● **DATA EXCERPTS**
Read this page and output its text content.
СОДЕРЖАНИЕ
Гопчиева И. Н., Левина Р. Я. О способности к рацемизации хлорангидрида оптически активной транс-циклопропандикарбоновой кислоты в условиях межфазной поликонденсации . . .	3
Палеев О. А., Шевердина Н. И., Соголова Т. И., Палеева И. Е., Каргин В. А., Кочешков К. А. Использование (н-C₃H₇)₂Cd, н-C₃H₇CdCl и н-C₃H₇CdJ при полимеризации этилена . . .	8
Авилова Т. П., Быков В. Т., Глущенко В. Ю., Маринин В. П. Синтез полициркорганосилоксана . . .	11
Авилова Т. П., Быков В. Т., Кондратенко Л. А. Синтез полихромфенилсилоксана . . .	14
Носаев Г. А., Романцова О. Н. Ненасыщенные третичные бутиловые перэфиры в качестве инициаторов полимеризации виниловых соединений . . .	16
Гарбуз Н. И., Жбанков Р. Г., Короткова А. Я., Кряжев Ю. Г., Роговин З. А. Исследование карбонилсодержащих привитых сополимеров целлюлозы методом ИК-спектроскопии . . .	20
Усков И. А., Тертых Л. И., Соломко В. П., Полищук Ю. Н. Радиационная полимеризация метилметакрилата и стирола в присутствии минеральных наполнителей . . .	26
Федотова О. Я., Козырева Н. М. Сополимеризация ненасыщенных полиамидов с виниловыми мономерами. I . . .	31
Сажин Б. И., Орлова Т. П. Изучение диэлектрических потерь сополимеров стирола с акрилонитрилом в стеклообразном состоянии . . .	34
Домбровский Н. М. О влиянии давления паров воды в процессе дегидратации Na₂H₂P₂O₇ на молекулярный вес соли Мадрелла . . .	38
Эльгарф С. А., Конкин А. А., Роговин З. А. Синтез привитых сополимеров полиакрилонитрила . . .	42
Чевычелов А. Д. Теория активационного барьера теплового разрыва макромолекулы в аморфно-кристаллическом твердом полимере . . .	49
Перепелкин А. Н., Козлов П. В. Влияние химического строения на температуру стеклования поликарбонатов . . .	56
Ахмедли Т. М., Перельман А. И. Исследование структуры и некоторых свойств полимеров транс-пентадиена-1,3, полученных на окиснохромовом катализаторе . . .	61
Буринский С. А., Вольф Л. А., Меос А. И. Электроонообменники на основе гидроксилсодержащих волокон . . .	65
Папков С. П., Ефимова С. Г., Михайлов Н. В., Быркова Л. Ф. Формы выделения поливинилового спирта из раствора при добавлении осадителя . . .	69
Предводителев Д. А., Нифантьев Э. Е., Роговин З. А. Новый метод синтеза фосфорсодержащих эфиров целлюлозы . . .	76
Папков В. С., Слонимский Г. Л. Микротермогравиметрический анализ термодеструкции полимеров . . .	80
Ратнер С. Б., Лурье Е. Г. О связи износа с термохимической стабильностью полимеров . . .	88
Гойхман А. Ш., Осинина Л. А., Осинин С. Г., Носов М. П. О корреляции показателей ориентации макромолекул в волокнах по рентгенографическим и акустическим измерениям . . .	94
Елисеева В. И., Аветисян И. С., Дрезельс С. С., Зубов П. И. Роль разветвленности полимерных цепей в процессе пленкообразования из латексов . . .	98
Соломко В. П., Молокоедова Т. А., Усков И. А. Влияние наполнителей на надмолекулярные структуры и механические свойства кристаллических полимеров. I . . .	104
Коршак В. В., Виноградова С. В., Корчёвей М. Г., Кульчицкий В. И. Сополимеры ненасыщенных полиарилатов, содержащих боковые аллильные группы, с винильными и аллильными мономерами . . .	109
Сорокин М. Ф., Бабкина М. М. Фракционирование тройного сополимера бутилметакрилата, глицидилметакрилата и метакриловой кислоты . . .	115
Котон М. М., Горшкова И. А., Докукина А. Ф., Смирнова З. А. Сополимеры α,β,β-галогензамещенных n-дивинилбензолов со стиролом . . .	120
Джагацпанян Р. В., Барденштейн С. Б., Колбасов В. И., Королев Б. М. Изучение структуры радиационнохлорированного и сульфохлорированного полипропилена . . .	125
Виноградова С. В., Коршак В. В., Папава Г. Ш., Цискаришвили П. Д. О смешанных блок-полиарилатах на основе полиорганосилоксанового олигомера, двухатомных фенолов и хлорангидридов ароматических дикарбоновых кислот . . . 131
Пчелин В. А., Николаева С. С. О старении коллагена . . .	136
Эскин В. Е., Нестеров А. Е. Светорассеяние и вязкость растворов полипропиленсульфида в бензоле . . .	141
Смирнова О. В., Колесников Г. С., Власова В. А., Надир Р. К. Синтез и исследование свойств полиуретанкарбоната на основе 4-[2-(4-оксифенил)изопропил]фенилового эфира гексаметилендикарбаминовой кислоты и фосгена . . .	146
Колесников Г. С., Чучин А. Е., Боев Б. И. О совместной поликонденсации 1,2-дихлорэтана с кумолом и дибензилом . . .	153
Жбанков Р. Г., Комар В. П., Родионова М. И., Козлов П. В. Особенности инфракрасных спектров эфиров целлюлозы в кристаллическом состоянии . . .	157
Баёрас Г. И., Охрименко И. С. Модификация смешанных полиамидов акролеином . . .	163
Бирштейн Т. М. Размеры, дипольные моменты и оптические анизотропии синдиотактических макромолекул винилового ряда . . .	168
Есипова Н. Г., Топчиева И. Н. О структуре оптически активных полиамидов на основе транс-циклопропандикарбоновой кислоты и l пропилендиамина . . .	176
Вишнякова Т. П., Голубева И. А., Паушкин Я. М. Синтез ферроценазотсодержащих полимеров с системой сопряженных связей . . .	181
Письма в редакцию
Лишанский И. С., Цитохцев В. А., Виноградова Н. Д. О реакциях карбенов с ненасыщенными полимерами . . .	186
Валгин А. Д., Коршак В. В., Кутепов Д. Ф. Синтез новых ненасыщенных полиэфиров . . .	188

● **TASK PROMPT**
Make an exact copy of all the data.

● **FULL OUTPUT**
Read this page and output its text content.
СОДЕРЖАНИЕ
Гопчиева И. Н., Левина Р. Я. О способности к рацемизации хлорангидрида оптически активной транс-циклопропандикарбоновой кислоты в условиях межфазной поликонденсации . . .	3
Палеев О. А., Шевердина Н. И., Соголова Т. И., Палеева И. Е., Каргин В. А., Кочешков К. А. Использование (н-C₃H₇)₂Cd, н-C₃H₇CdCl и н-C₃H₇CdJ при полимеризации этилена . . .	8
Авилова Т. П., Быков В. Т., Глущенко В. Ю., Маринин В. П. Синтез полициркорганосилоксана . . .	11
Авилова Т. П., Быков В. Т., Кондратенко Л. А. Синтез полихромфенилсилоксана . . .	14
Носаев Г. А., Романцова О. Н. Ненасыщенные третичные бутиловые перэфиры в качестве инициаторов полимеризации виниловых соединений . . .	16
Гарбуз Н. И., Жбанков Р. Г., Короткова А. Я., Кряжев Ю. Г., Роговин З. А. Исследование карбонилсодержащих привитых сополимеров целлюлозы методом ИК-спектроскопии . . .	20
Усков И. А., Тертых Л. И., Соломко В. П., Полищук Ю. Н. Радиационная полимеризация метилметакрилата и стирола в присутствии минеральных наполнителей . . .	26
Федотова О. Я., Козырева Н. М. Сополимеризация ненасыщенных полиамидов с виниловыми мономерами. I . . .	31
Сажин Б. И., Орлова Т. П. Изучение диэлектрических потерь сополимеров стирола с акрилонитрилом в стеклообразном состоянии . . .	34
Домбровский Н. М. О влиянии давления паров воды в процессе дегидратации Na₂H₂P₂O₇ на молекулярный вес соли Мадрелла . . .	38
Эльгарф С. А., Конкин А. А., Роговин З. А. Синтез привитых сополимеров полиакрилонитрила . . .	42
Чевычелов А. Д. Теория активационного барьера теплового разрыва макромолекулы в аморфно-кристаллическом твердом полимере . . .	49
Перепелкин А. Н., Козлов П. В. Влияние химического строения на температуру стеклования поликарбонатов . . .	56
Ахмедли Т. М., Перельман А. И. Исследование структуры и некоторых свойств полимеров транс-пентадиена-1,3, полученных на окиснохромовом катализаторе . . .	61
Буринский С. А., Вольф Л. А., Меос А. И. Электроонообменники на основе гидроксилсодержащих волокон . . .	65
Папков С. П., Ефимова С. Г., Михайлов Н. В., Быркова Л. Ф. Формы выделения поливинилового спирта из раствора при добавлении осадителя . . .	69
Предводителев Д. А., Нифантьев Э. Е., Роговин З. А. Новый метод синтеза фосфорсодержащих эфиров целлюлозы . . .	76
Папков В. С., Слонимский Г. Л. Микротермогравиметрический анализ термодеструкции полимеров . . .	80
Ратнер С. Б., Лурье Е. Г. О связи износа с термохимической стабильностью полимеров . . .	88
Гойхман А. Ш., Осинина Л. А., Осинин С. Г., Носов М. П. О корреляции показателей ориентации макромолекул в волокнах по рентгенографическим и акустическим измерениям . . .	94
Елисеева В. И., Аветисян И. С., Дрезельс С. С., Зубов П. И. Роль разветвленности полимерных цепей в процессе пленкообразования из латексов . . .	98
Соломко В. П., Молокоедова Т. А., Усков И. А. Влияние наполнителей на надмолекулярные структуры и механические свойства кристаллических полимеров. I . . .	104
Коршак В. В., Виноградова С. В., Корчёвей М. Г., Кульчицкий В. И. Сополимеры ненасыщенных полиарилатов, содержащих боковые аллильные группы, с винильными и аллильными мономерами . . .	109
Сорокин М. Ф., Бабкина М. М. Фракционирование тройного сополимера бутилметакрилата, глицидилметакрилата и метакриловой кислоты . . .	115
Котон М. М., Горшкова И. А., Докукина А. Ф., Смирнова З. А. Сополимеры α,β,β-галогензамещенных n-дивинилбензолов со стиролом . . .	120
Джагацпанян Р. В., Барденштейн С. Б., Колбасов В. И., Королев Б. М. Изучение структуры радиационнохлорированного и сульфохлорированного полипропилена . . .	125
Виноградова С. В., Коршак В. В., Папава Г. Ш., Цискаришвили П. Д. О смешанных блок-полиарилатах на основе полиорганосилоксанового олигомера, двухатомных фенолов и хлорангидридов ароматических дикарбоновых кислот . . . 131
Пчелин В. А., Николаева С. С. О старении коллагена . . .	136
Эскин В. Е., Нестеров А. Е. Светорассеяние и вязкость растворов полипропиленсульфида в бензоле . . .	141
Смирнова О. В., Колесников Г. С., Власова В. А., Надир Р. К. Синтез и исследование свойств полиуретанкарбоната на основе 4-[2-(4-оксифенил)изопропил]фенилового эфира гексаметилендикарбаминовой кислоты и фосгена . . .	146
Колесников Г. С., Чучин А. Е., Боев Б. И. О совместной поликонденсации 1,2-дихлорэтана с кумолом и дибензилом . . .	153
Жбанков Р. Г., Комар В. П., Родионова М. И., Козлов П. В. Особенности инфракрасных спектров эфиров целлюлозы в кристаллическом состоянии . . .	157
Баёрас Г. И., Охрименко И. С. Модификация смешанных полиамидов акролеином . . .	163
Бирштейн Т. М. Размеры, дипольные моменты и оптические анизотропии синдиотактических макромолекул винилового ряда . . .	168
Есипова Н. Г., Топчиева И. Н. О структуре оптически активных полиамидов на основе транс-циклопропандикарбоновой кислоты и l пропилендиамина . . .	176
Вишнякова Т. П., Голубева И. А., Паушкин Я. М. Синтез ферроценазотсодержащих полимеров с системой сопряженных связей . . .	181
Письма в редакцию
Лишанский И. С., Цитохцев В. А., Виноградова Н. Д. О реакциях карбенов с ненасыщенными полимерами . . .	186
Валгин А. Д., Коршак В. В., Кутепов Д. Ф. Синтез новых ненасыщенных полиэфиров . . .	188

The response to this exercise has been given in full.